## Input rows

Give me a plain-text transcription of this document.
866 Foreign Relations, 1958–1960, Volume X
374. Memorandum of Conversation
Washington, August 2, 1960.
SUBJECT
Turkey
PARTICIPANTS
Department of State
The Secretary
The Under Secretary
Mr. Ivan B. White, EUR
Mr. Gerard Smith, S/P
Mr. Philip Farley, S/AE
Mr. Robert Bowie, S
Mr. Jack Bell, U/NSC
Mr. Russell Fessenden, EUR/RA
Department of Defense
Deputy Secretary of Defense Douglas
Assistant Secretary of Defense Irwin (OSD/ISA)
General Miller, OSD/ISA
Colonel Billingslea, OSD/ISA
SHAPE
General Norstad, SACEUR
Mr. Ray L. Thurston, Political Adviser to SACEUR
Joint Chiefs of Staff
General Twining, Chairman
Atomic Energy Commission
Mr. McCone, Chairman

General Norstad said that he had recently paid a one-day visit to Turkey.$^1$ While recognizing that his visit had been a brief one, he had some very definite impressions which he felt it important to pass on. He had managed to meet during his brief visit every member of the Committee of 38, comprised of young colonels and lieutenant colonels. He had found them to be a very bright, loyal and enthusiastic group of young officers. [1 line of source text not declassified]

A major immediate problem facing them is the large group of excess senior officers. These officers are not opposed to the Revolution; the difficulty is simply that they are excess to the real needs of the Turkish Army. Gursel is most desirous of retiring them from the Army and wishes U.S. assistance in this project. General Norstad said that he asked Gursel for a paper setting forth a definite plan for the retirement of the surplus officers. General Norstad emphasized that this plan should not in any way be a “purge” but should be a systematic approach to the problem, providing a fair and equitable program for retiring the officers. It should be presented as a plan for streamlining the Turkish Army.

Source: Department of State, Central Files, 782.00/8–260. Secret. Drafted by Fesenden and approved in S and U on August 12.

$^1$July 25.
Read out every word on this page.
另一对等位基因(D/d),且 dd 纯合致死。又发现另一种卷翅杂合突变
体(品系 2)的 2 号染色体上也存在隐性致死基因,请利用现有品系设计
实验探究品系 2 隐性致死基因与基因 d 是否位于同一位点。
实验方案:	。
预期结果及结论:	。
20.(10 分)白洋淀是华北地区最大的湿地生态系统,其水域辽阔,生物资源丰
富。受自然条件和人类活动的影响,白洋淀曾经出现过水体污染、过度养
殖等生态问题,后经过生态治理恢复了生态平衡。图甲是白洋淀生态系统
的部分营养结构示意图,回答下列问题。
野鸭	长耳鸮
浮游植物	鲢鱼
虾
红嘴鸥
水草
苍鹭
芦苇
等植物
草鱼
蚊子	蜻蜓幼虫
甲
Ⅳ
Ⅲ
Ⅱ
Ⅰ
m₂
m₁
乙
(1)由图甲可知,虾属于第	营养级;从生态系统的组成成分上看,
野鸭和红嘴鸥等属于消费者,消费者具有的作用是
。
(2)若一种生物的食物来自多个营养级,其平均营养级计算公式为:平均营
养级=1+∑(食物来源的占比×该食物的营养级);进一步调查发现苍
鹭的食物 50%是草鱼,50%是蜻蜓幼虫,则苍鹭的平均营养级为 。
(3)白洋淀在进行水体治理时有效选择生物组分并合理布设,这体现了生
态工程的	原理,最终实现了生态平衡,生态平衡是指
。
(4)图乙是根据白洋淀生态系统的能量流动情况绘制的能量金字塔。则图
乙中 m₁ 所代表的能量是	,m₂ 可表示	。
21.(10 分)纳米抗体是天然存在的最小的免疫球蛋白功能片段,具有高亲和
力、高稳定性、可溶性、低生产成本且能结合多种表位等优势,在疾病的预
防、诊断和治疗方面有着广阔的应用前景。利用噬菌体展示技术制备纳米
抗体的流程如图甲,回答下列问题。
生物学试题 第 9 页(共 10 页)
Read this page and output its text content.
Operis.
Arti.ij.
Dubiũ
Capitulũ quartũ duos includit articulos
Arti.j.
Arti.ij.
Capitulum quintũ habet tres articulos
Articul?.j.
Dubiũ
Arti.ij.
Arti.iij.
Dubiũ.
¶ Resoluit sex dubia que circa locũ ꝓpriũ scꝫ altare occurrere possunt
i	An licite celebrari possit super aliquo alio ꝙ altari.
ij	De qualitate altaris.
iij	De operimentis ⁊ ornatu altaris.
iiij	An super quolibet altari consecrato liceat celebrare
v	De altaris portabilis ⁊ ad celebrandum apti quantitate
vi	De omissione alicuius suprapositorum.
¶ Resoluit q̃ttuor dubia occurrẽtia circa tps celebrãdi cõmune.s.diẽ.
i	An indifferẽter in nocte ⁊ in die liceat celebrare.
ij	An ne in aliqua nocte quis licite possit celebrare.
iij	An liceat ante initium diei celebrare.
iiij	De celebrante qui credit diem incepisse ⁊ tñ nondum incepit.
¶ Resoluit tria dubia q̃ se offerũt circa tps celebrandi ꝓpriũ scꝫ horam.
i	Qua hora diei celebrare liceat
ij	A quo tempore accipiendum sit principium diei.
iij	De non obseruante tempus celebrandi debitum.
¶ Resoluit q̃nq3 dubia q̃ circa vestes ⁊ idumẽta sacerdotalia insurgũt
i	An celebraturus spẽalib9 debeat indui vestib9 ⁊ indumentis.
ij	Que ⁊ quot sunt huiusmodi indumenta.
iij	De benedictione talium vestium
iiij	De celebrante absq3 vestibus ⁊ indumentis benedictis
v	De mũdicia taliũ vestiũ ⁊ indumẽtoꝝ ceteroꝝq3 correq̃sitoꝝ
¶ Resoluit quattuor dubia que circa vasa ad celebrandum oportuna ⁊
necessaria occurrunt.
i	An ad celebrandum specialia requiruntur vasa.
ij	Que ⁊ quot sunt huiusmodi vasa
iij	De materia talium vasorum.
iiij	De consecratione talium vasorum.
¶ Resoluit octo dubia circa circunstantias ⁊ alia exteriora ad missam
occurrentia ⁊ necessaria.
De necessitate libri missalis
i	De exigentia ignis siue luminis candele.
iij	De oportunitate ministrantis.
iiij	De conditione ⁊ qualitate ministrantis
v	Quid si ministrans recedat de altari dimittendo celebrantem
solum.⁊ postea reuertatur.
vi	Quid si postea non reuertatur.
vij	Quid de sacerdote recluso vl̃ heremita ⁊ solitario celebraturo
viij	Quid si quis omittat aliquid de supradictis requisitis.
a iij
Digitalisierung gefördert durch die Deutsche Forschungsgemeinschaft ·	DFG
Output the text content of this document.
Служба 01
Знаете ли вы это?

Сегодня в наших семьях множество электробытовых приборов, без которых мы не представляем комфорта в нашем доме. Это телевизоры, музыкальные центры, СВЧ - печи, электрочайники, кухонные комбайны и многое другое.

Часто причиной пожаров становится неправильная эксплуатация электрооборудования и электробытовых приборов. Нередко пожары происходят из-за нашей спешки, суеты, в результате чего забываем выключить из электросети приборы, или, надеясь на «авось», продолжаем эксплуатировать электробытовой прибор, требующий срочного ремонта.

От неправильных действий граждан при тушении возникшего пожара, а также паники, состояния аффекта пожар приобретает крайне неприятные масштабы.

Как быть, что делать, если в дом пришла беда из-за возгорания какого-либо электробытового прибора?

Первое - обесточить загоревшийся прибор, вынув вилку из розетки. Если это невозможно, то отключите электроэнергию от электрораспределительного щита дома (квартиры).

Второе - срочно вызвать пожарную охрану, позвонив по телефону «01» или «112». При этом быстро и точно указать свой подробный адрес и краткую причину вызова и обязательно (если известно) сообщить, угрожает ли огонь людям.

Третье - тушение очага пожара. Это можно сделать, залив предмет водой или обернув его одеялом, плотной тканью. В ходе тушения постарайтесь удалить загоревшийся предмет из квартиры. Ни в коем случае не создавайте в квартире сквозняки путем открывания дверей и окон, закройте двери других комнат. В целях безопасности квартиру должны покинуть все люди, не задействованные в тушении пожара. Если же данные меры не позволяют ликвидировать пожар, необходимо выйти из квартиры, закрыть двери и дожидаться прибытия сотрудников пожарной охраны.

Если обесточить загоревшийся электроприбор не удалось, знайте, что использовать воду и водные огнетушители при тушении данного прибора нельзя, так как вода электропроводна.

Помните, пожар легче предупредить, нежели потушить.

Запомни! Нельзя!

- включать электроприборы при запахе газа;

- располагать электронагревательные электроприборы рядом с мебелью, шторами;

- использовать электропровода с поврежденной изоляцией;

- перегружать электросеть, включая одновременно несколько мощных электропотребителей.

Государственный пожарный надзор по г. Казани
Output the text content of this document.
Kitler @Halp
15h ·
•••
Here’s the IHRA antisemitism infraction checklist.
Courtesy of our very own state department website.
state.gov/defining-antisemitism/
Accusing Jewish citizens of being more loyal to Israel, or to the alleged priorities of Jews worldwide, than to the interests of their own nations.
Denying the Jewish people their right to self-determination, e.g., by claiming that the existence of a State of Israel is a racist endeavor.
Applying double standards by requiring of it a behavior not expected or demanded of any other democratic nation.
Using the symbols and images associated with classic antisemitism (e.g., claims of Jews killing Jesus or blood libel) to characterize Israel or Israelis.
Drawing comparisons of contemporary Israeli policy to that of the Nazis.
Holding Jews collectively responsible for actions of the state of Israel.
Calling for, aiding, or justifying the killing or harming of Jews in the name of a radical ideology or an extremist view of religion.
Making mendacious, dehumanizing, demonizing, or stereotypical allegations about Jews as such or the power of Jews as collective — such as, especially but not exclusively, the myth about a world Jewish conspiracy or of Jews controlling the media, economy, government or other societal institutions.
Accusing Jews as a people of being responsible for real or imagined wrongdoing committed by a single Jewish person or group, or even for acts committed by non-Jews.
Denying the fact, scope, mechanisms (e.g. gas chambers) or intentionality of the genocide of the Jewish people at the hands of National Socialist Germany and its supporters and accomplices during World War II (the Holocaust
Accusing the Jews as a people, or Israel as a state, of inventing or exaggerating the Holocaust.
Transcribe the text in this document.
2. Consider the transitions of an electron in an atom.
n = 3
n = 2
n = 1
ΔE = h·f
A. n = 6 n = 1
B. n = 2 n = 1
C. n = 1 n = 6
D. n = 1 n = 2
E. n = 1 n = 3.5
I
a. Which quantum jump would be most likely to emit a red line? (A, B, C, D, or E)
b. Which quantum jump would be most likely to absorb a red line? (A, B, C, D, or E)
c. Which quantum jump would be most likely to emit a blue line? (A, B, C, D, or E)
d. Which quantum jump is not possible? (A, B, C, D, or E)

## Problem statement
Each line in the listing above that contains "nocte" should be copied.

## Problem solution
i	An indifferẽter in nocte ⁊ in die liceat celebrare.
ij	An ne in aliqua nocte quis licite possit celebrare.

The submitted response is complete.